__Text segment__.
........
Infoviz Education: Animated Visualizations for Kids


Helium, carbon, and what Little Red Riding Hood has to do with malnutrition in Africa.

We love infographics. We love animation. And we’re all for engaging kids in creative education. So today we’re looking at three educational infoviz animations that shed light on complex or important issues in beautifully art-directed ways that make little eyes widen and little brains broaden.


Directed by Denis van Waerebeke, How To Feed The World is a brilliant animated short film made for the Bon appétit exhibition in Paris science museum. Though aimed at helping kids ages 9 to 14 understand the science behind eating and why nutrition is important, the film’s slick animation style and seamless visual narrative make it as educational for kids as it is for budding designers, looking to master the art of using design as a storytelling medium.

Bonus points for the obligatory British voiceover, always a delightful upgrade.
........
__Dataset extract__.
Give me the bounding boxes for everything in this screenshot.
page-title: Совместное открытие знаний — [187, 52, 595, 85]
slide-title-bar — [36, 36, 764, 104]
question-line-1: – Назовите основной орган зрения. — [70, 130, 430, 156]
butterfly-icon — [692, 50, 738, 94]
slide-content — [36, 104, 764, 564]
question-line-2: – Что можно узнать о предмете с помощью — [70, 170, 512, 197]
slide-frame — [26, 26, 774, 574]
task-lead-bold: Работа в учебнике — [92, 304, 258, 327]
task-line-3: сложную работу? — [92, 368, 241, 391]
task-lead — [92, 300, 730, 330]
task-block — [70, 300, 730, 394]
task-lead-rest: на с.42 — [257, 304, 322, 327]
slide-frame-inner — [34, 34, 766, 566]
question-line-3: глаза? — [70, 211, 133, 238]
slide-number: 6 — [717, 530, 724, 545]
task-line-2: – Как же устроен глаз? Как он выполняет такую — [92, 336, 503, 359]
........
__Stated goal__. Decide whether each of the following statements agrees with the infoviz education text, answering yes or no and quoting the deciding words of the text. 1. How To Feed The World was directed by Denis van Waerebeke. 2. The film is aimed at kids ages 6 to 10. 3. The film was made for an exhibition at a museum in London.

__Task output__.
1. Yes: "Directed by Denis van Waerebeke, How To Feed The World is a brilliant animated short film"
2. No: "aimed at helping kids ages 9 to 14"
3. No: "made for the Bon appétit exhibition in Paris science museum"